-- start Data supplied --

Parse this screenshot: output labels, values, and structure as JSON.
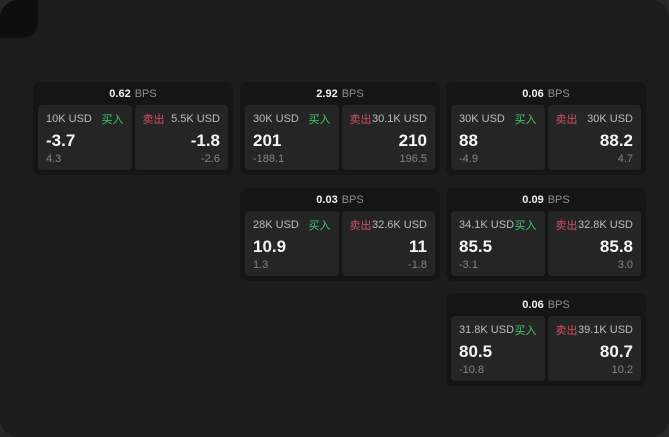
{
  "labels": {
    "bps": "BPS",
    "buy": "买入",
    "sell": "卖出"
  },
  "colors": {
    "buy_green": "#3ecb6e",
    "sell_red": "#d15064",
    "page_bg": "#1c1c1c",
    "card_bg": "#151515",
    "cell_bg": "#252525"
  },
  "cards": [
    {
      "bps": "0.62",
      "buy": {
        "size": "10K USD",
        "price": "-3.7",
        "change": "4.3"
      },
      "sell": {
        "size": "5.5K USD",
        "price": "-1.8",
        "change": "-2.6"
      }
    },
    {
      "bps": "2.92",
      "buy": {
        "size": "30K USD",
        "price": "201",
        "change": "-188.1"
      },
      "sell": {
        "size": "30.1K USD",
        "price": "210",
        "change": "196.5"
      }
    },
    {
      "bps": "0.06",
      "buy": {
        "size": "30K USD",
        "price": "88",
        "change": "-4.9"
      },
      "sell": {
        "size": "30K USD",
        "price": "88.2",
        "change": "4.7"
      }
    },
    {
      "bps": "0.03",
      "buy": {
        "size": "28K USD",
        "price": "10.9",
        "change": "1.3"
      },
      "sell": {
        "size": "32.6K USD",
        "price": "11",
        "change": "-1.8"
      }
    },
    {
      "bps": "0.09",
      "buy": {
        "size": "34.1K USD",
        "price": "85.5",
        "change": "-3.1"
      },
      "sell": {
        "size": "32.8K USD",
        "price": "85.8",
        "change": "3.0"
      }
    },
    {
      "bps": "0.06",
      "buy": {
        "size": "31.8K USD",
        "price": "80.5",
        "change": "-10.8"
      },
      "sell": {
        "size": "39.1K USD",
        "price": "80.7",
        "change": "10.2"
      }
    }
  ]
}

-- end Data supplied --
-- start Data supplied --

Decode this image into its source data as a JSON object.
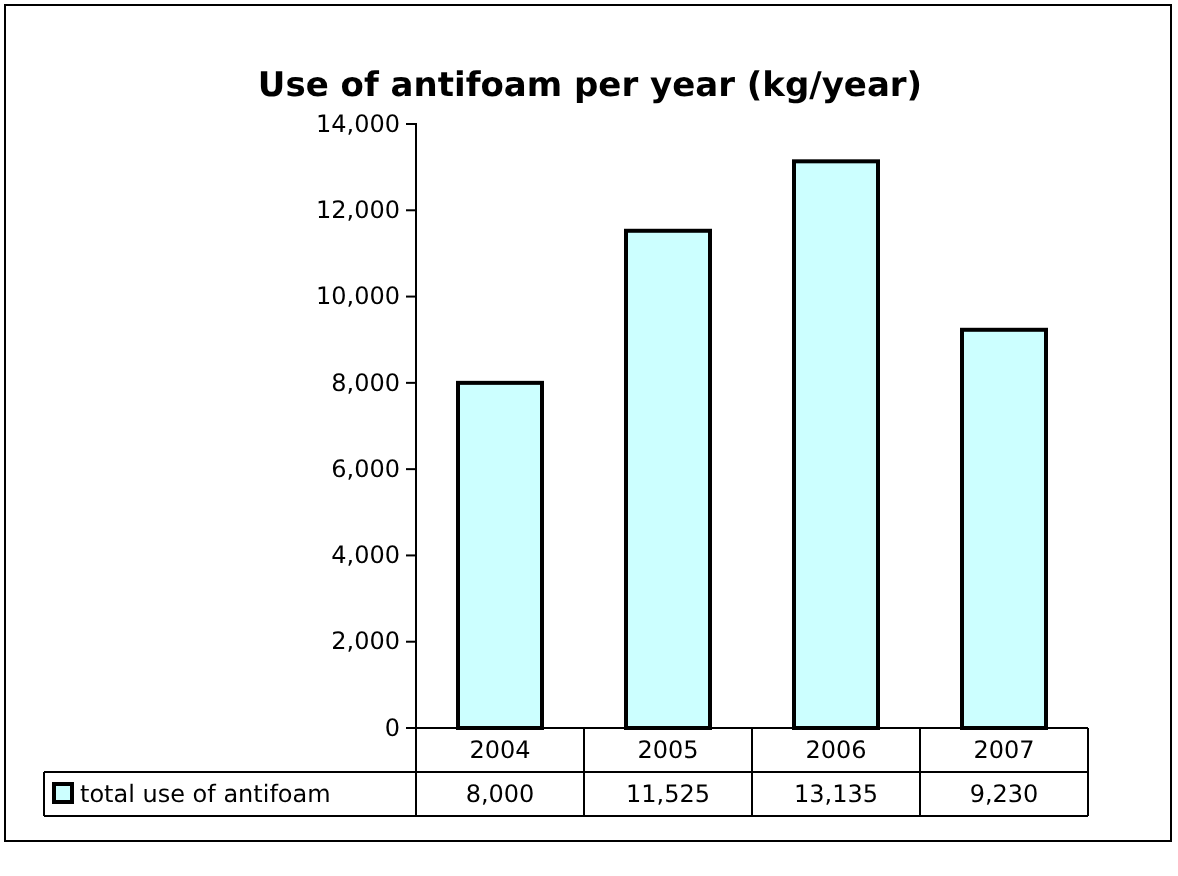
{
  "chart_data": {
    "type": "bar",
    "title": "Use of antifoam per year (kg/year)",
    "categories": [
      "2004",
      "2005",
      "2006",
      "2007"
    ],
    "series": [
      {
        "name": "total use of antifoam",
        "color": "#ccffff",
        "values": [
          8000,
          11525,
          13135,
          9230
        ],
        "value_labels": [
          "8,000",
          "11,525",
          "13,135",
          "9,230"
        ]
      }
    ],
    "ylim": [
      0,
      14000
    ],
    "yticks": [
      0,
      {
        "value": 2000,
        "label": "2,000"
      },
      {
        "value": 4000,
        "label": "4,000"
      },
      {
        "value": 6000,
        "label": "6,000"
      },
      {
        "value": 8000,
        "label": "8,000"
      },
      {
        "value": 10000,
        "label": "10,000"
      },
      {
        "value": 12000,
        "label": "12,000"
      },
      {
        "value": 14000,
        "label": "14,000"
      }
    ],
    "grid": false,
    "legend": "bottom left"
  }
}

-- end Data supplied --

Requirements: From the entries, copy out each line containing the word "change".

Response to this task:
        "change": "4.3"
        "change": "-2.6"
        "change": "-188.1"
        "change": "196.5"
        "change": "-4.9"
        "change": "4.7"
        "change": "1.3"
        "change": "-1.8"
        "change": "-3.1"
        "change": "3.0"
        "change": "-10.8"
        "change": "10.2"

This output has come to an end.